RECORDS FOR THIS TASK —
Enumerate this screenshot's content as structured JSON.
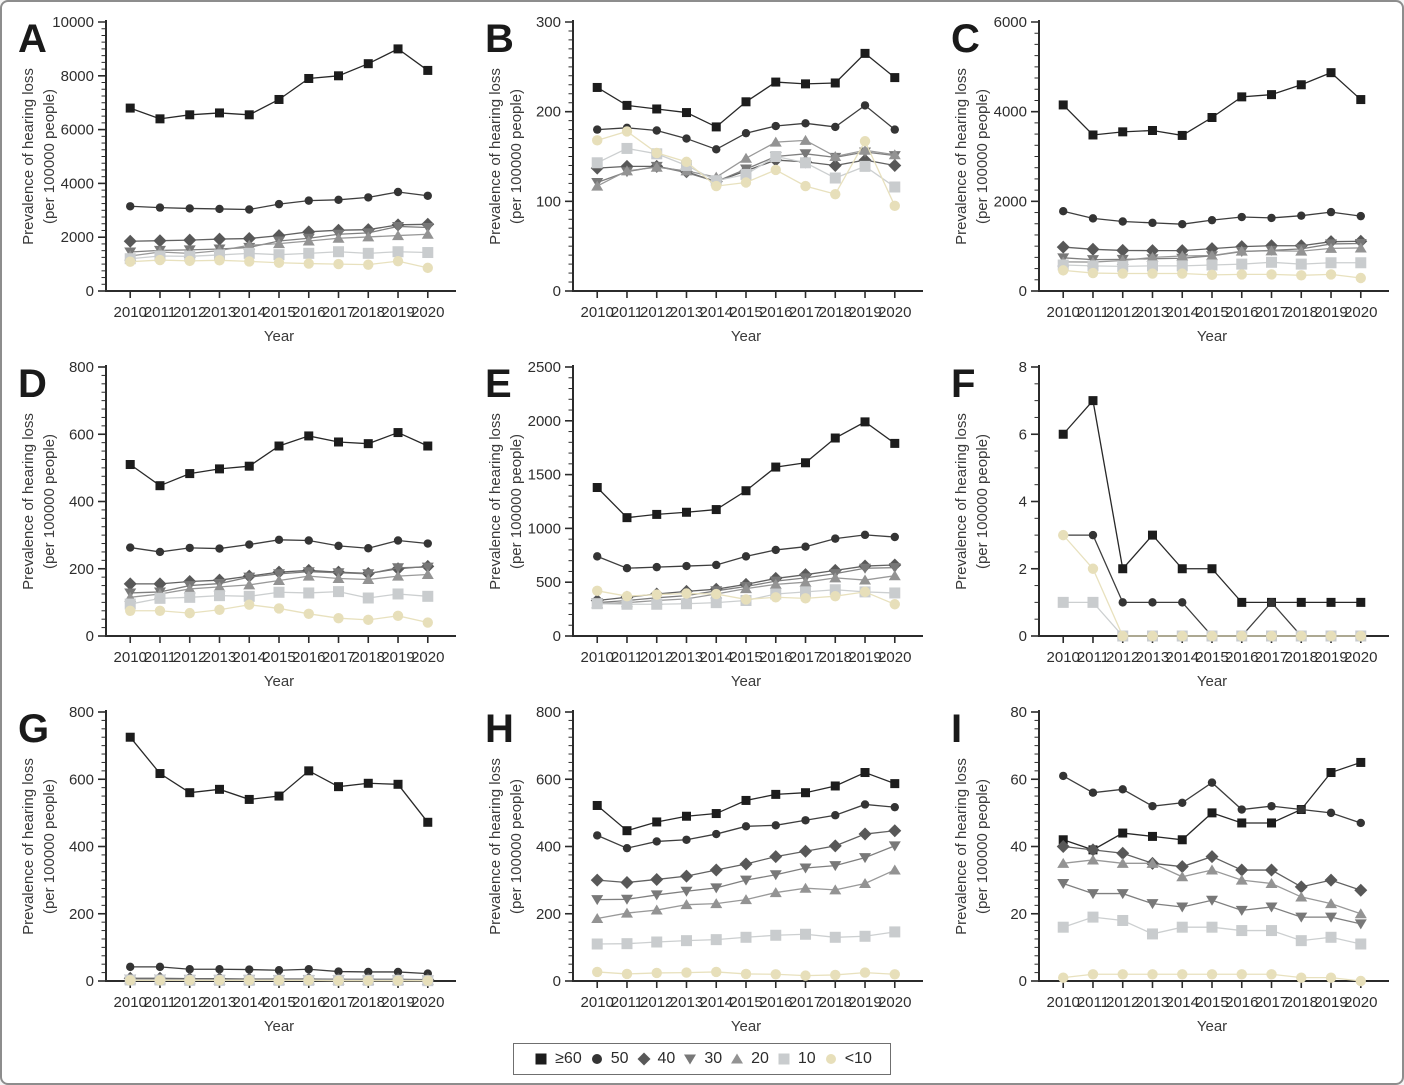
{
  "axis": {
    "xlabel": "Year",
    "ylabel_line1": "Prevalence of hearing loss",
    "ylabel_line2": "(per 100000 people)",
    "years": [
      2010,
      2011,
      2012,
      2013,
      2014,
      2015,
      2016,
      2017,
      2018,
      2019,
      2020
    ]
  },
  "legend": {
    "items": [
      {
        "label": "≥60",
        "marker": "square",
        "color": "#1c1c1c"
      },
      {
        "label": "50",
        "marker": "circle",
        "color": "#343434"
      },
      {
        "label": "40",
        "marker": "diamond",
        "color": "#585858"
      },
      {
        "label": "30",
        "marker": "triangle-down",
        "color": "#787878"
      },
      {
        "label": "20",
        "marker": "triangle-up",
        "color": "#939393"
      },
      {
        "label": "10",
        "marker": "square",
        "color": "#c9ccce"
      },
      {
        "label": "<10",
        "marker": "circle",
        "color": "#e7dfba"
      }
    ]
  },
  "chart_data": [
    {
      "panel": "A",
      "type": "line",
      "ylim": [
        0,
        10000
      ],
      "ytick_step": 2000,
      "yminor_step": 250,
      "series": [
        {
          "name": "≥60",
          "values": [
            6800,
            6400,
            6550,
            6620,
            6550,
            7120,
            7900,
            8000,
            8450,
            9000,
            8200
          ]
        },
        {
          "name": "50",
          "values": [
            3150,
            3100,
            3070,
            3050,
            3030,
            3230,
            3360,
            3390,
            3480,
            3680,
            3540
          ]
        },
        {
          "name": "40",
          "values": [
            1850,
            1870,
            1890,
            1930,
            1950,
            2060,
            2200,
            2260,
            2280,
            2460,
            2480
          ]
        },
        {
          "name": "30",
          "values": [
            1450,
            1510,
            1530,
            1560,
            1620,
            1860,
            1960,
            2110,
            2160,
            2400,
            2360
          ]
        },
        {
          "name": "20",
          "values": [
            1300,
            1450,
            1400,
            1500,
            1700,
            1760,
            1860,
            1960,
            2010,
            2060,
            2110
          ]
        },
        {
          "name": "10",
          "values": [
            1200,
            1300,
            1290,
            1340,
            1400,
            1350,
            1400,
            1460,
            1400,
            1460,
            1430
          ]
        },
        {
          "name": "<10",
          "values": [
            1090,
            1150,
            1120,
            1140,
            1100,
            1050,
            1020,
            1000,
            980,
            1110,
            860
          ]
        }
      ]
    },
    {
      "panel": "B",
      "type": "line",
      "ylim": [
        0,
        300
      ],
      "ytick_step": 100,
      "yminor_step": 10,
      "series": [
        {
          "name": "≥60",
          "values": [
            227,
            207,
            203,
            199,
            183,
            211,
            233,
            231,
            232,
            265,
            238
          ]
        },
        {
          "name": "50",
          "values": [
            180,
            182,
            179,
            170,
            158,
            176,
            184,
            187,
            183,
            207,
            180
          ]
        },
        {
          "name": "40",
          "values": [
            137,
            139,
            139,
            133,
            122,
            134,
            146,
            144,
            140,
            146,
            140
          ]
        },
        {
          "name": "30",
          "values": [
            121,
            133,
            139,
            132,
            122,
            136,
            150,
            153,
            149,
            155,
            151
          ]
        },
        {
          "name": "20",
          "values": [
            117,
            134,
            138,
            134,
            127,
            148,
            166,
            168,
            150,
            157,
            152
          ]
        },
        {
          "name": "10",
          "values": [
            143,
            159,
            153,
            140,
            123,
            130,
            150,
            143,
            126,
            139,
            116
          ]
        },
        {
          "name": "<10",
          "values": [
            168,
            178,
            154,
            144,
            117,
            121,
            135,
            117,
            108,
            167,
            95
          ]
        }
      ]
    },
    {
      "panel": "C",
      "type": "line",
      "ylim": [
        0,
        6000
      ],
      "ytick_step": 2000,
      "yminor_step": 250,
      "series": [
        {
          "name": "≥60",
          "values": [
            4150,
            3480,
            3550,
            3580,
            3470,
            3870,
            4330,
            4380,
            4600,
            4870,
            4270
          ]
        },
        {
          "name": "50",
          "values": [
            1780,
            1620,
            1550,
            1520,
            1490,
            1580,
            1650,
            1630,
            1680,
            1760,
            1670
          ]
        },
        {
          "name": "40",
          "values": [
            980,
            930,
            905,
            900,
            900,
            945,
            990,
            1010,
            1010,
            1100,
            1110
          ]
        },
        {
          "name": "30",
          "values": [
            740,
            700,
            705,
            720,
            730,
            785,
            880,
            905,
            940,
            1050,
            1060
          ]
        },
        {
          "name": "20",
          "values": [
            650,
            645,
            680,
            750,
            780,
            790,
            890,
            895,
            890,
            950,
            960
          ]
        },
        {
          "name": "10",
          "values": [
            580,
            560,
            550,
            560,
            560,
            580,
            600,
            640,
            600,
            630,
            630
          ]
        },
        {
          "name": "<10",
          "values": [
            460,
            400,
            390,
            390,
            390,
            360,
            370,
            370,
            350,
            370,
            290
          ]
        }
      ]
    },
    {
      "panel": "D",
      "type": "line",
      "ylim": [
        0,
        800
      ],
      "ytick_step": 200,
      "yminor_step": 25,
      "series": [
        {
          "name": "≥60",
          "values": [
            510,
            447,
            483,
            497,
            505,
            565,
            595,
            577,
            572,
            605,
            565
          ]
        },
        {
          "name": "50",
          "values": [
            263,
            250,
            262,
            260,
            272,
            286,
            284,
            268,
            261,
            284,
            275
          ]
        },
        {
          "name": "40",
          "values": [
            155,
            155,
            162,
            166,
            178,
            190,
            195,
            190,
            186,
            200,
            207
          ]
        },
        {
          "name": "30",
          "values": [
            128,
            131,
            150,
            156,
            175,
            185,
            191,
            188,
            185,
            203,
            205
          ]
        },
        {
          "name": "20",
          "values": [
            115,
            125,
            140,
            146,
            152,
            165,
            178,
            171,
            168,
            178,
            183
          ]
        },
        {
          "name": "10",
          "values": [
            95,
            112,
            115,
            120,
            118,
            130,
            128,
            132,
            113,
            125,
            118
          ]
        },
        {
          "name": "<10",
          "values": [
            75,
            75,
            68,
            78,
            93,
            82,
            66,
            53,
            48,
            60,
            40
          ]
        }
      ]
    },
    {
      "panel": "E",
      "type": "line",
      "ylim": [
        0,
        2500
      ],
      "ytick_step": 500,
      "yminor_step": 100,
      "series": [
        {
          "name": "≥60",
          "values": [
            1380,
            1100,
            1130,
            1150,
            1175,
            1350,
            1570,
            1610,
            1840,
            1990,
            1790
          ]
        },
        {
          "name": "50",
          "values": [
            740,
            630,
            640,
            650,
            660,
            740,
            800,
            830,
            905,
            940,
            920
          ]
        },
        {
          "name": "40",
          "values": [
            330,
            360,
            390,
            415,
            435,
            480,
            535,
            570,
            610,
            650,
            660
          ]
        },
        {
          "name": "30",
          "values": [
            310,
            330,
            355,
            375,
            420,
            460,
            510,
            540,
            580,
            630,
            635
          ]
        },
        {
          "name": "20",
          "values": [
            300,
            310,
            330,
            345,
            390,
            440,
            480,
            500,
            540,
            520,
            560
          ]
        },
        {
          "name": "10",
          "values": [
            300,
            295,
            295,
            300,
            310,
            330,
            390,
            410,
            430,
            410,
            400
          ]
        },
        {
          "name": "<10",
          "values": [
            420,
            370,
            385,
            395,
            390,
            340,
            360,
            350,
            370,
            410,
            295
          ]
        }
      ]
    },
    {
      "panel": "F",
      "type": "line",
      "ylim": [
        0,
        8
      ],
      "ytick_step": 2,
      "yminor_step": 0.5,
      "series": [
        {
          "name": "≥60",
          "values": [
            6,
            7,
            2,
            3,
            2,
            2,
            1,
            1,
            1,
            1,
            1
          ]
        },
        {
          "name": "50",
          "values": [
            3,
            3,
            1,
            1,
            1,
            0,
            0,
            1,
            0,
            0,
            0
          ]
        },
        {
          "name": "10",
          "values": [
            1,
            1,
            0,
            0,
            0,
            0,
            0,
            0,
            0,
            0,
            0
          ]
        },
        {
          "name": "<10",
          "values": [
            3,
            2,
            0,
            0,
            0,
            0,
            0,
            0,
            0,
            0,
            0
          ]
        }
      ]
    },
    {
      "panel": "G",
      "type": "line",
      "ylim": [
        0,
        800
      ],
      "ytick_step": 200,
      "yminor_step": 25,
      "series": [
        {
          "name": "≥60",
          "values": [
            725,
            617,
            560,
            570,
            540,
            550,
            625,
            578,
            588,
            585,
            472
          ]
        },
        {
          "name": "50",
          "values": [
            42,
            42,
            35,
            35,
            34,
            32,
            35,
            28,
            27,
            27,
            22
          ]
        },
        {
          "name": "40",
          "values": [
            8,
            8,
            7,
            7,
            6,
            6,
            6,
            5,
            5,
            5,
            4
          ]
        },
        {
          "name": "30",
          "values": [
            6,
            6,
            5,
            5,
            5,
            4,
            4,
            4,
            3,
            3,
            3
          ]
        },
        {
          "name": "20",
          "values": [
            4,
            4,
            4,
            3,
            3,
            3,
            3,
            3,
            2,
            2,
            2
          ]
        },
        {
          "name": "10",
          "values": [
            3,
            3,
            2,
            2,
            2,
            2,
            2,
            2,
            2,
            2,
            1
          ]
        },
        {
          "name": "<10",
          "values": [
            2,
            2,
            2,
            2,
            2,
            2,
            2,
            1,
            1,
            1,
            1
          ]
        }
      ]
    },
    {
      "panel": "H",
      "type": "line",
      "ylim": [
        0,
        800
      ],
      "ytick_step": 200,
      "yminor_step": 25,
      "series": [
        {
          "name": "≥60",
          "values": [
            522,
            447,
            473,
            490,
            498,
            537,
            555,
            560,
            580,
            620,
            587
          ]
        },
        {
          "name": "50",
          "values": [
            433,
            395,
            415,
            420,
            437,
            460,
            463,
            478,
            493,
            525,
            517
          ]
        },
        {
          "name": "40",
          "values": [
            300,
            293,
            302,
            312,
            330,
            348,
            370,
            386,
            402,
            437,
            447
          ]
        },
        {
          "name": "30",
          "values": [
            242,
            243,
            256,
            267,
            277,
            300,
            316,
            336,
            343,
            367,
            402
          ]
        },
        {
          "name": "20",
          "values": [
            186,
            202,
            211,
            227,
            230,
            242,
            263,
            276,
            271,
            290,
            330
          ]
        },
        {
          "name": "10",
          "values": [
            110,
            111,
            116,
            120,
            123,
            130,
            136,
            139,
            130,
            133,
            146
          ]
        },
        {
          "name": "<10",
          "values": [
            27,
            21,
            24,
            25,
            27,
            21,
            20,
            16,
            18,
            25,
            20
          ]
        }
      ]
    },
    {
      "panel": "I",
      "type": "line",
      "ylim": [
        0,
        80
      ],
      "ytick_step": 20,
      "yminor_step": 2.5,
      "series": [
        {
          "name": "≥60",
          "values": [
            42,
            39,
            44,
            43,
            42,
            50,
            47,
            47,
            51,
            62,
            65
          ]
        },
        {
          "name": "50",
          "values": [
            61,
            56,
            57,
            52,
            53,
            59,
            51,
            52,
            51,
            50,
            47
          ]
        },
        {
          "name": "40",
          "values": [
            40,
            39,
            38,
            35,
            34,
            37,
            33,
            33,
            28,
            30,
            27
          ]
        },
        {
          "name": "30",
          "values": [
            29,
            26,
            26,
            23,
            22,
            24,
            21,
            22,
            19,
            19,
            17
          ]
        },
        {
          "name": "20",
          "values": [
            35,
            36,
            35,
            35,
            31,
            33,
            30,
            29,
            25,
            23,
            20
          ]
        },
        {
          "name": "10",
          "values": [
            16,
            19,
            18,
            14,
            16,
            16,
            15,
            15,
            12,
            13,
            11
          ]
        },
        {
          "name": "<10",
          "values": [
            1,
            2,
            2,
            2,
            2,
            2,
            2,
            2,
            1,
            1,
            0
          ]
        }
      ]
    }
  ]
}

WHAT TO PRODUCE — Copy down every line of the entries containing the word "panel".

TASK ANSWER —
      "panel": "A",
      "panel": "B",
      "panel": "C",
      "panel": "D",
      "panel": "E",
      "panel": "F",
      "panel": "G",
      "panel": "H",
      "panel": "I",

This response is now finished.